* **Source records**

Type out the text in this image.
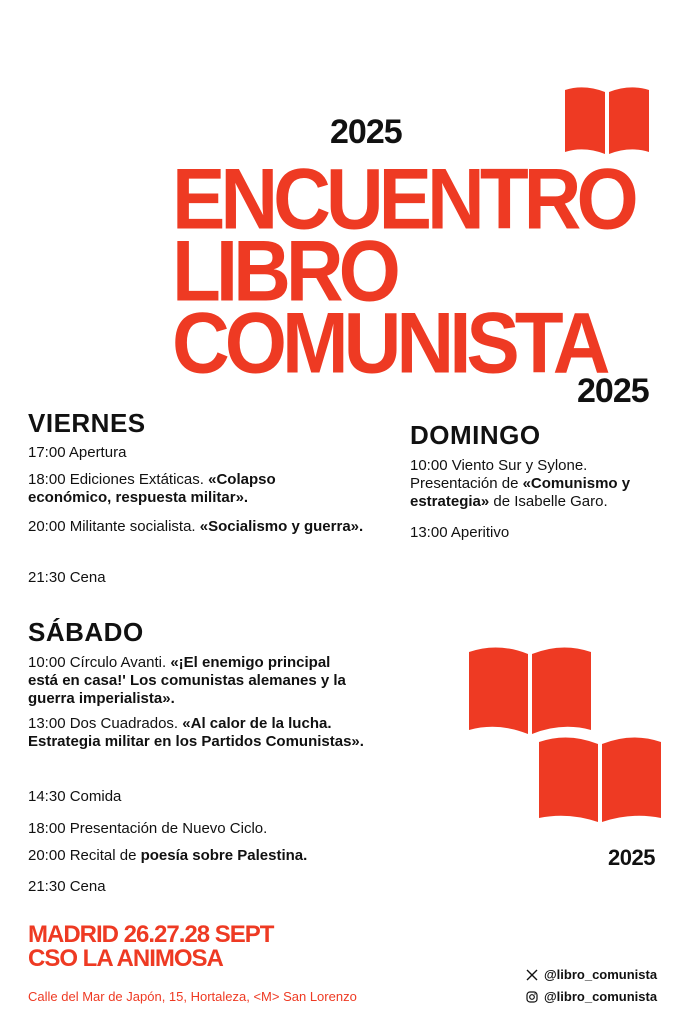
2025
ENCUENTRO
LIBRO
COMUNISTA
2025
VIERNES
17:00 Apertura
18:00 Ediciones Extáticas. «Colapso económico, respuesta militar».
20:00 Militante socialista. «Socialismo y guerra».
21:30 Cena
DOMINGO
10:00 Viento Sur y Sylone. Presentación de «Comunismo y estrategia» de Isabelle Garo.
13:00 Aperitivo
SÁBADO
10:00 Círculo Avanti. «¡El enemigo principal está en casa!' Los comunistas alemanes y la guerra imperialista».
13:00 Dos Cuadrados. «Al calor de la lucha. Estrategia militar en los Partidos Comunistas».
14:30 Comida
18:00 Presentación de Nuevo Ciclo.
20:00 Recital de poesía sobre Palestina.
21:30 Cena
2025
MADRID 26.27.28 SEPT
CSO LA ANIMOSA
Calle del Mar de Japón, 15, Hortaleza, <M> San Lorenzo
@libro_comunista
@libro_comunista
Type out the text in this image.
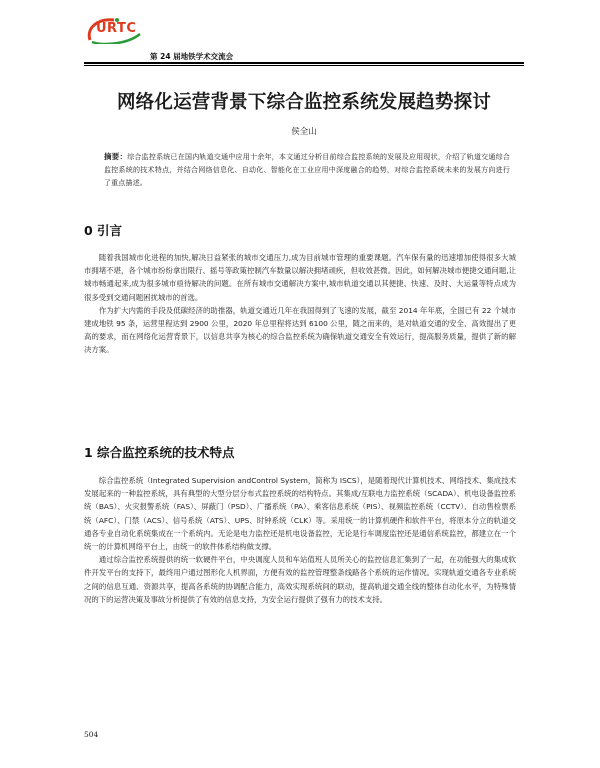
URTC
第 24 届地铁学术交流会
网络化运营背景下综合监控系统发展趋势探讨
侯全山
摘要：综合监控系统已在国内轨道交通中应用十余年，本文通过分析目前综合监控系统的发展及应用现状，介绍了轨道交通综合监控系统的技术特点，并结合网络信息化、自动化、智能化在工业应用中深度融合的趋势，对综合监控系统未来的发展方向进行了重点描述。
0 引言

随着我国城市化进程的加快,解决日益紧张的城市交通压力,成为目前城市管理的重要课题。汽车保有量的迅速增加使得很多大城市拥堵不堪，各个城市纷纷拿出限行、摇号等政策控制汽车数量以解决拥堵顽疾，但收效甚微。因此，如何解决城市便捷交通问题,让城市畅通起来,成为很多城市亟待解决的问题。在所有城市交通解决方案中,城市轨道交通以其便捷、快速、及时、大运量等特点成为很多受到交通问题困扰城市的首选。

作为扩大内需的手段及低碳经济的助推器，轨道交通近几年在我国得到了飞速的发展，截至 2014 年年底，全国已有 22 个城市建成地铁 95 条，运营里程达到 2900 公里，2020 年总里程将达到 6100 公里，随之而来的，是对轨道交通的安全、高效提出了更高的要求，而在网络化运营背景下，以信息共享为核心的综合监控系统为确保轨道交通安全有效运行，提高服务质量，提供了新的解决方案。

1 综合监控系统的技术特点

综合监控系统（Integrated Supervision andControl System，简称为 ISCS），是随着现代计算机技术、网络技术、集成技术发展起来的一种监控系统，具有典型的大型分层分布式监控系统的结构特点。其集成/互联电力监控系统（SCADA）、机电设备监控系统（BAS）、火灾报警系统（FAS）、屏蔽门（PSD）、广播系统（PA）、乘客信息系统（PIS）、视频监控系统（CCTV）、自动售检票系统（AFC）、门禁（ACS）、信号系统（ATS）、UPS、时钟系统（CLK）等。采用统一的计算机硬件和软件平台，将原本分立的轨道交通各专业自动化系统集成在一个系统内。无论是电力监控还是机电设备监控，无论是行车调度监控还是通信系统监控，都建立在一个统一的计算机网络平台上，由统一的软件体系结构做支撑。

通过综合监控系统提供的统一软硬件平台，中央调度人员和车站值班人员所关心的监控信息汇集到了一起，在功能强大的集成软件开发平台的支持下，最终用户通过图形化人机界面，方便有效的监控管理整条线路各个系统的运作情况。实现轨道交通各专业系统之间的信息互通、资源共享，提高各系统的协调配合能力，高效实现系统间的联动，提高轨道交通全线的整体自动化水平，为特殊情况的下的运营决策及事故分析提供了有效的信息支持，为安全运行提供了强有力的技术支持。

504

* **Exercise objective**
Copy out the data above exactly, except the pictures.

* **Solution for this task**
Type out the text in this image.
2025
ENCUENTRO
LIBRO
COMUNISTA
2025
VIERNES
17:00 Apertura
18:00 Ediciones Extáticas. «Colapso económico, respuesta militar».
20:00 Militante socialista. «Socialismo y guerra».
21:30 Cena
DOMINGO
10:00 Viento Sur y Sylone. Presentación de «Comunismo y estrategia» de Isabelle Garo.
13:00 Aperitivo
SÁBADO
10:00 Círculo Avanti. «¡El enemigo principal está en casa!' Los comunistas alemanes y la guerra imperialista».
13:00 Dos Cuadrados. «Al calor de la lucha. Estrategia militar en los Partidos Comunistas».
14:30 Comida
18:00 Presentación de Nuevo Ciclo.
20:00 Recital de poesía sobre Palestina.
21:30 Cena
2025
MADRID 26.27.28 SEPT
CSO LA ANIMOSA
Calle del Mar de Japón, 15, Hortaleza, <M> San Lorenzo
@libro_comunista
@libro_comunista
Type out the text in this image.
URTC
第 24 届地铁学术交流会
网络化运营背景下综合监控系统发展趋势探讨
侯全山
摘要：综合监控系统已在国内轨道交通中应用十余年，本文通过分析目前综合监控系统的发展及应用现状，介绍了轨道交通综合监控系统的技术特点，并结合网络信息化、自动化、智能化在工业应用中深度融合的趋势，对综合监控系统未来的发展方向进行了重点描述。
0 引言

随着我国城市化进程的加快,解决日益紧张的城市交通压力,成为目前城市管理的重要课题。汽车保有量的迅速增加使得很多大城市拥堵不堪，各个城市纷纷拿出限行、摇号等政策控制汽车数量以解决拥堵顽疾，但收效甚微。因此，如何解决城市便捷交通问题,让城市畅通起来,成为很多城市亟待解决的问题。在所有城市交通解决方案中,城市轨道交通以其便捷、快速、及时、大运量等特点成为很多受到交通问题困扰城市的首选。

作为扩大内需的手段及低碳经济的助推器，轨道交通近几年在我国得到了飞速的发展，截至 2014 年年底，全国已有 22 个城市建成地铁 95 条，运营里程达到 2900 公里，2020 年总里程将达到 6100 公里，随之而来的，是对轨道交通的安全、高效提出了更高的要求，而在网络化运营背景下，以信息共享为核心的综合监控系统为确保轨道交通安全有效运行，提高服务质量，提供了新的解决方案。

1 综合监控系统的技术特点

综合监控系统（Integrated Supervision andControl System，简称为 ISCS），是随着现代计算机技术、网络技术、集成技术发展起来的一种监控系统，具有典型的大型分层分布式监控系统的结构特点。其集成/互联电力监控系统（SCADA）、机电设备监控系统（BAS）、火灾报警系统（FAS）、屏蔽门（PSD）、广播系统（PA）、乘客信息系统（PIS）、视频监控系统（CCTV）、自动售检票系统（AFC）、门禁（ACS）、信号系统（ATS）、UPS、时钟系统（CLK）等。采用统一的计算机硬件和软件平台，将原本分立的轨道交通各专业自动化系统集成在一个系统内。无论是电力监控还是机电设备监控，无论是行车调度监控还是通信系统监控，都建立在一个统一的计算机网络平台上，由统一的软件体系结构做支撑。

通过综合监控系统提供的统一软硬件平台，中央调度人员和车站值班人员所关心的监控信息汇集到了一起，在功能强大的集成软件开发平台的支持下，最终用户通过图形化人机界面，方便有效的监控管理整条线路各个系统的运作情况。实现轨道交通各专业系统之间的信息互通、资源共享，提高各系统的协调配合能力，高效实现系统间的联动，提高轨道交通全线的整体自动化水平，为特殊情况的下的运营决策及事故分析提供了有效的信息支持，为安全运行提供了强有力的技术支持。

504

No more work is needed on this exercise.